Al primo comma, lettera a), n. 3, viceversa, è disposto che “al comma 2 sono aggiunti, in fine, i seguenti periodi: «Nei casi di cui ai commi 1-bis e 1-bis.1, il giudice, prima di decidere sull’istanza, chiede altresi’ il parere del pubblico ministero presso il giudice che ha emesso la sentenza di primo grado o, se si tratta di condanne per i delitti indicati all’articolo 51, commi 3-bis e 3-quater, del codice di procedura penale, del pubblico ministero presso il tribunale del capoluogo del distretto ove e’ stata pronunciata la sentenza di primo grado e del Procuratore nazionale antimafia e antiterrorismo, acquisisce informazioni dalla direzione dell’istituto ove l’istante e’ detenuto o internato e dispone, nei confronti del medesimo, degli appartenenti al suo nucleo familiare e delle persone ad esso collegate, accertamenti in ordine alle condizioni reddituali e patrimoniali, al tenore di vita, alle attivita’ economiche eventualmente svolte e alla pendenza o definitivita’ di misure di prevenzione personali o patrimoniali. I pareri, le informazioni e gli esiti degli accertamenti di cui al quarto periodo sono trasmessi entro sessanta giorni dalla richiesta. Il termine puo’ essere prorogato di ulteriori trenta giorni in ragione della complessita’ degli accertamenti. Decorso il termine, il giudice decide anche in assenza dei pareri, delle informazioni e degli esiti degli accertamenti richiesti. Quando dall’istruttoria svolta emergono indizi dell’attuale sussistenza di collegamenti con la criminalita’ organizzata, terroristica o eversiva o con il contesto nel quale il reato e’ stato commesso, ovvero del pericolo di ripristino di tali collegamenti, e’ onere del condannato fornire, entro un congruo termine, idonei elementi di prova contraria. In ogni caso, nel provvedimento con cui decide sull’istanza di concessione dei benefici il giudice indica specificamente le ragioni dell’accoglimento o del rigetto dell’istanza medesima, tenuto conto dei pareri acquisiti ai sensi del quarto periodo. I benefici di cui al comma 1 possono essere concessi al detenuto o internato sottoposto a regime speciale di detenzione previsto dall’articolo 41-bis solamente dopo che il provvedimento applicativo di tale regime speciale sia stato revocato o non prorogato”.

Il giudice, quindi, prima di decidere sulla istanza, deve chiedere il parere del pubblico ministero presso il giudice che ha emesso la sentenza di primo grado o, se si tratta di condanne per i delitti indicati all’articolo 51, commi 3-bis e 3-quater, del codice di procedura penale, del pubblico ministero presso il tribunale del capoluogo del distretto ove e’ stata pronunciata la sentenza di primo grado e del Procuratore nazionale antimafia e antiterrorismo, acquisisce informazioni dalla direzione dell’istituto ove l’istante e’ detenuto o internato e dispone, nei confronti del medesimo, degli appartenenti al suo nucleo familiare e delle persone ad esso collegate, accertamenti in ordine alle condizioni reddituali e patrimoniali, al tenore di vita, alle attivita’ economiche eventualmente svolte e alla pendenza o definitivita’ di misure di prevenzione personali o patrimoniali, fermo restando che, per un verso, i pareri, le informazioni e gli esiti degli accertamenti sono trasmessi entro sessanta giorni dalla richiesta, per altro verso, detto termine puo’ essere prorogato di ulteriori trenta giorni in ragione della complessita’ degli accertamenti,

Ad ogni modo, spirato il termine in questione, il giudice decide anche in assenza dei pareri, delle informazioni e degli esiti degli accertamenti richiesti, fermo restando che, quando dall’istruttoria svolta emergono indizi dell’attuale sussistenza di collegamenti con la criminalita’ organizzata, terroristica o eversiva o con il contesto nel quale il reato e’ stato commesso, ovvero del pericolo di ripristino di tali collegamenti, e’ onere del condannato fornire, entro un congruo termine, idonei elementi di prova contraria.

_Consegne da svolgere_
A: Secondo il testo fornito, entro quanti giorni dalla richiesta vanno trasmessi i pareri, le informazioni e gli esiti degli accertamenti?
B: Per favore, riscrivi i record dalla prima riga fino alla riga con "heatmap-cell bbox=[438, 196, 460, 218]" compresa, sostituendo "x-tick-label" con "etichetta-asse-x" e lasciando invariato tutto il resto. Riporta soltanto queste righe.

_Record forniti_
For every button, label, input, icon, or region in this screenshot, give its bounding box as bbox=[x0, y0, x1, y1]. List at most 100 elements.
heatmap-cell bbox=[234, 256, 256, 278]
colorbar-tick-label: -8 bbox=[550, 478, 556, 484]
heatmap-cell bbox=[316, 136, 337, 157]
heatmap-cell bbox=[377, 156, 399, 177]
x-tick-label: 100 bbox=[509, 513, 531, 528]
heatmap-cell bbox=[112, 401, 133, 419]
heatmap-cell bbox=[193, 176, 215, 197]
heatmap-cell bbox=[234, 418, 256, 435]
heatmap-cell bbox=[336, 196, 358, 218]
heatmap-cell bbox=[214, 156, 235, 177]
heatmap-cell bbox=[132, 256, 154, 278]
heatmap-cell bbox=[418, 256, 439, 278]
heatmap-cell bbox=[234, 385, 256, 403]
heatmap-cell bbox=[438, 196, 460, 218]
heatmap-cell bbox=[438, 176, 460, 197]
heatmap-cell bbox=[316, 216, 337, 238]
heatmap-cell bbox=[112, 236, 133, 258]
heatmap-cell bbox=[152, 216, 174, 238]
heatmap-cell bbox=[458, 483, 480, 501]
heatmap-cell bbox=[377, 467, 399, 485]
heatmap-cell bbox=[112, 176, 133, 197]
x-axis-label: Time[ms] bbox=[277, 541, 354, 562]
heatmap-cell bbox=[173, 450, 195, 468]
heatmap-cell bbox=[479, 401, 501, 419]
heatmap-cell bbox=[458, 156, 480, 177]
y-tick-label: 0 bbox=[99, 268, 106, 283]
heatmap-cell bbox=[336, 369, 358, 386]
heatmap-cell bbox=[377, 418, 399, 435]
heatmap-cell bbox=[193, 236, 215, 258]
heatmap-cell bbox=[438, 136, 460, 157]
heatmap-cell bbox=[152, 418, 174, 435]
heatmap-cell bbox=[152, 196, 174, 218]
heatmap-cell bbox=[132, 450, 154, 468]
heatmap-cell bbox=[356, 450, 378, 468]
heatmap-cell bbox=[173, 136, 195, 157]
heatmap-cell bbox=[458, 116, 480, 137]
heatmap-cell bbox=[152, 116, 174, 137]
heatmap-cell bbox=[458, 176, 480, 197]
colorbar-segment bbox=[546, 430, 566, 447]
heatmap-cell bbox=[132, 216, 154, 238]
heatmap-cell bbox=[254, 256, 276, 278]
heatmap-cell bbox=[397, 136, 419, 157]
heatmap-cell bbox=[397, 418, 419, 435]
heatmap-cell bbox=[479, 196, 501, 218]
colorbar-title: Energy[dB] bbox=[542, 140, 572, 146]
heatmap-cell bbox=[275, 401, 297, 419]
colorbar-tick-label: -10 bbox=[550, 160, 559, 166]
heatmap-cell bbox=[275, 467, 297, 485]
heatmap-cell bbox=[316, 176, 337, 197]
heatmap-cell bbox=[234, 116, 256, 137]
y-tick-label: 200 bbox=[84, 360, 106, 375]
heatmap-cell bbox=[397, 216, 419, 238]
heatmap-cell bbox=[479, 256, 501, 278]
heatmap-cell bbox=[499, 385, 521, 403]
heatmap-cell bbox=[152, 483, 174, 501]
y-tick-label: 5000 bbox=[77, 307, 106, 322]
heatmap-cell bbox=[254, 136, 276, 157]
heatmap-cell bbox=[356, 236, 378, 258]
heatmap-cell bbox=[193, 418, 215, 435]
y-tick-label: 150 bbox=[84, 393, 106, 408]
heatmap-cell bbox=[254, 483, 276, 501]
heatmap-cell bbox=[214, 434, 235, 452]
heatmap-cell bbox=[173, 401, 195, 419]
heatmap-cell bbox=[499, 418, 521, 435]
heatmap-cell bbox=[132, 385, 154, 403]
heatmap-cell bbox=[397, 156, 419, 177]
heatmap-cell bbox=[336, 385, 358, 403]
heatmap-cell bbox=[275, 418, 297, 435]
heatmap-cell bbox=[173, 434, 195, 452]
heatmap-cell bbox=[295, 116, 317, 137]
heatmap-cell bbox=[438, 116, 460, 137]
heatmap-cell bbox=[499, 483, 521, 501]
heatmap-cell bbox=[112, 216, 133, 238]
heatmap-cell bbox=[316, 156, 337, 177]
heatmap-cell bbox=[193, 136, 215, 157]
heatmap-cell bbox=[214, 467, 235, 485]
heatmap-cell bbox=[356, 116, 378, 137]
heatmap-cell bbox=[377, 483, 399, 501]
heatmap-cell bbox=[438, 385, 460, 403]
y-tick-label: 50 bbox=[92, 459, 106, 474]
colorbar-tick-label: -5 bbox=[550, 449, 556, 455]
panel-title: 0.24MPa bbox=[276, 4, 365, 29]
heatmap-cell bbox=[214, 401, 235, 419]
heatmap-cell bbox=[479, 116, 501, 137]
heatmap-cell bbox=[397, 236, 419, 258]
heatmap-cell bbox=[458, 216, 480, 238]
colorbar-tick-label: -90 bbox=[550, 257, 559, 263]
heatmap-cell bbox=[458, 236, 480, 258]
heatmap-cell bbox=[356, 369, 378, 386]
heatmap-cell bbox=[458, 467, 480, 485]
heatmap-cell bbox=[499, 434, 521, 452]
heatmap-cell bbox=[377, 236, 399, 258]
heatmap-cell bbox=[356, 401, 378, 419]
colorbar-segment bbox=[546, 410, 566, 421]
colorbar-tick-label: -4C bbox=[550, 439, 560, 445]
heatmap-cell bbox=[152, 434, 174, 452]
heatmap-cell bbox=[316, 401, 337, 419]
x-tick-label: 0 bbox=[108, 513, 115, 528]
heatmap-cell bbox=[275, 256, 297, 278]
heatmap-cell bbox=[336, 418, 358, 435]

_Risposte in ordine_
A: Entro sessanta giorni dalla richiesta.

B:
For every button, label, input, icon, or region in this screenshot, give its bounding box as bbox=[x0, y0, x1, y1]. List at most 100 elements.
heatmap-cell bbox=[234, 256, 256, 278]
colorbar-tick-label: -8 bbox=[550, 478, 556, 484]
heatmap-cell bbox=[316, 136, 337, 157]
heatmap-cell bbox=[377, 156, 399, 177]
etichetta-asse-x: 100 bbox=[509, 513, 531, 528]
heatmap-cell bbox=[112, 401, 133, 419]
heatmap-cell bbox=[193, 176, 215, 197]
heatmap-cell bbox=[234, 418, 256, 435]
heatmap-cell bbox=[336, 196, 358, 218]
heatmap-cell bbox=[214, 156, 235, 177]
heatmap-cell bbox=[132, 256, 154, 278]
heatmap-cell bbox=[418, 256, 439, 278]
heatmap-cell bbox=[234, 385, 256, 403]
heatmap-cell bbox=[438, 196, 460, 218]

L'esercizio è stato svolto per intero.